# Start of Stored rows
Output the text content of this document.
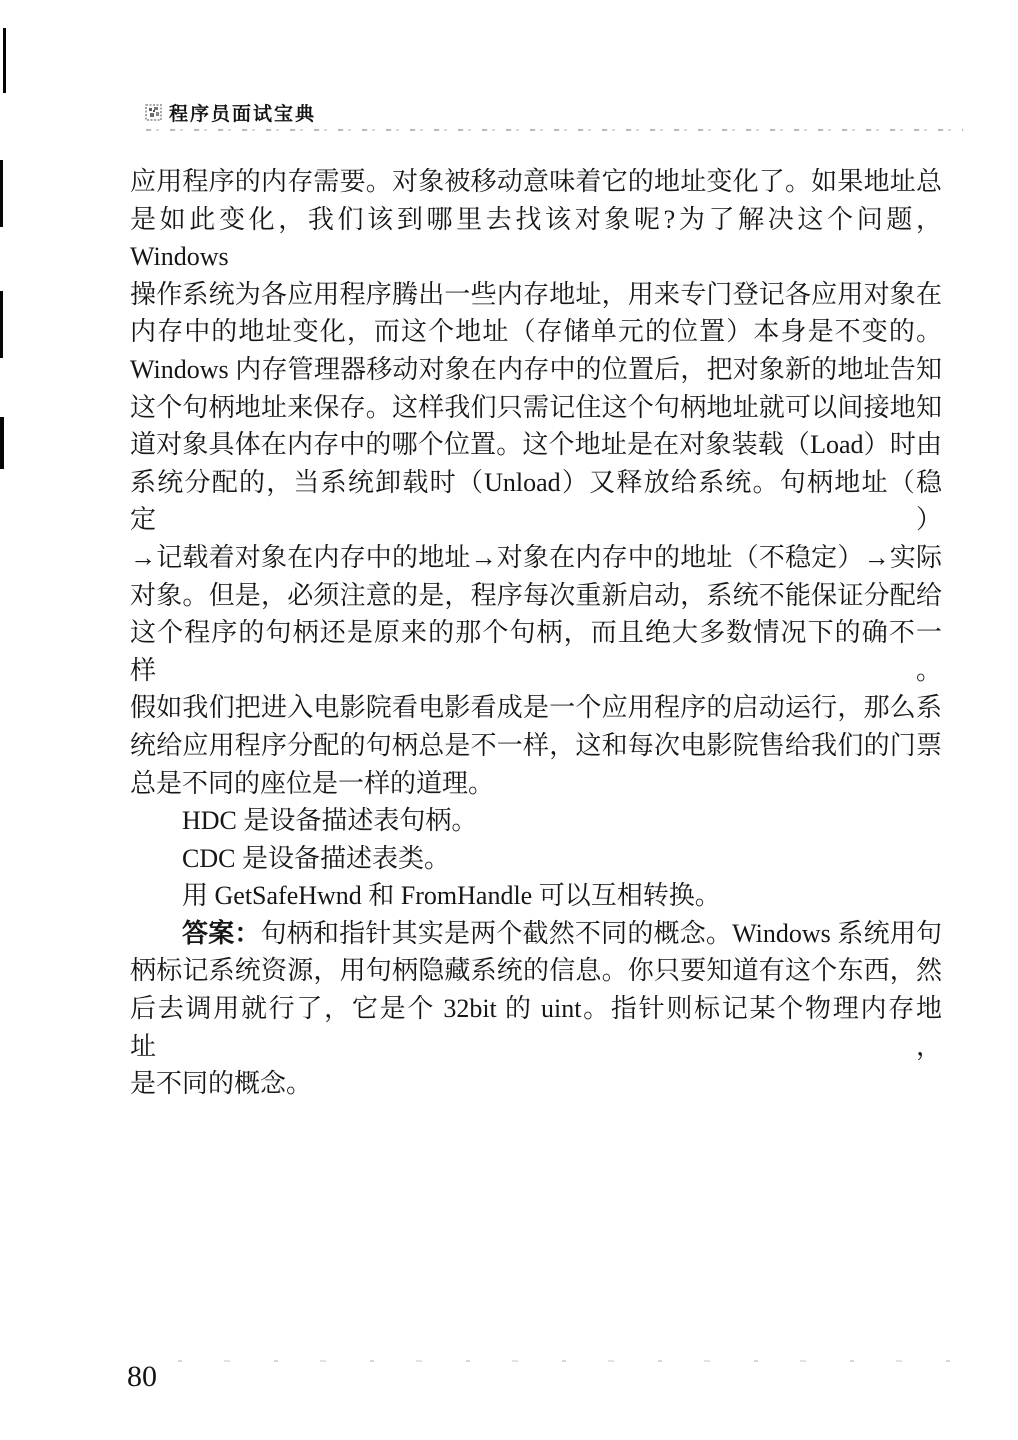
程序员面试宝典
应用程序的内存需要。对象被移动意味着它的地址变化了。如果地址总
是如此变化，我们该到哪里去找该对象呢?为了解决这个问题，Windows
操作系统为各应用程序腾出一些内存地址，用来专门登记各应用对象在
内存中的地址变化，而这个地址（存储单元的位置）本身是不变的。
Windows 内存管理器移动对象在内存中的位置后，把对象新的地址告知
这个句柄地址来保存。这样我们只需记住这个句柄地址就可以间接地知
道对象具体在内存中的哪个位置。这个地址是在对象装载（Load）时由
系统分配的，当系统卸载时（Unload）又释放给系统。句柄地址（稳定）
→记载着对象在内存中的地址→对象在内存中的地址（不稳定）→实际
对象。但是，必须注意的是，程序每次重新启动，系统不能保证分配给
这个程序的句柄还是原来的那个句柄，而且绝大多数情况下的确不一样。
假如我们把进入电影院看电影看成是一个应用程序的启动运行，那么系
统给应用程序分配的句柄总是不一样，这和每次电影院售给我们的门票
总是不同的座位是一样的道理。
HDC 是设备描述表句柄。
CDC 是设备描述表类。
用 GetSafeHwnd 和 FromHandle 可以互相转换。
答案：句柄和指针其实是两个截然不同的概念。Windows 系统用句
柄标记系统资源，用句柄隐藏系统的信息。你只要知道有这个东西，然
后去调用就行了，它是个 32bit 的 uint。指针则标记某个物理内存地址，
是不同的概念。
80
# End of Stored rows
▶ [Problem requirements]: Retype the whole listing, keeping every line identical and omitting all pictures.

▶ [Answer below]:
Output the text content of this document.
程序员面试宝典
应用程序的内存需要。对象被移动意味着它的地址变化了。如果地址总
是如此变化，我们该到哪里去找该对象呢?为了解决这个问题，Windows
操作系统为各应用程序腾出一些内存地址，用来专门登记各应用对象在
内存中的地址变化，而这个地址（存储单元的位置）本身是不变的。
Windows 内存管理器移动对象在内存中的位置后，把对象新的地址告知
这个句柄地址来保存。这样我们只需记住这个句柄地址就可以间接地知
道对象具体在内存中的哪个位置。这个地址是在对象装载（Load）时由
系统分配的，当系统卸载时（Unload）又释放给系统。句柄地址（稳定）
→记载着对象在内存中的地址→对象在内存中的地址（不稳定）→实际
对象。但是，必须注意的是，程序每次重新启动，系统不能保证分配给
这个程序的句柄还是原来的那个句柄，而且绝大多数情况下的确不一样。
假如我们把进入电影院看电影看成是一个应用程序的启动运行，那么系
统给应用程序分配的句柄总是不一样，这和每次电影院售给我们的门票
总是不同的座位是一样的道理。
HDC 是设备描述表句柄。
CDC 是设备描述表类。
用 GetSafeHwnd 和 FromHandle 可以互相转换。
答案：句柄和指针其实是两个截然不同的概念。Windows 系统用句
柄标记系统资源，用句柄隐藏系统的信息。你只要知道有这个东西，然
后去调用就行了，它是个 32bit 的 uint。指针则标记某个物理内存地址，
是不同的概念。
80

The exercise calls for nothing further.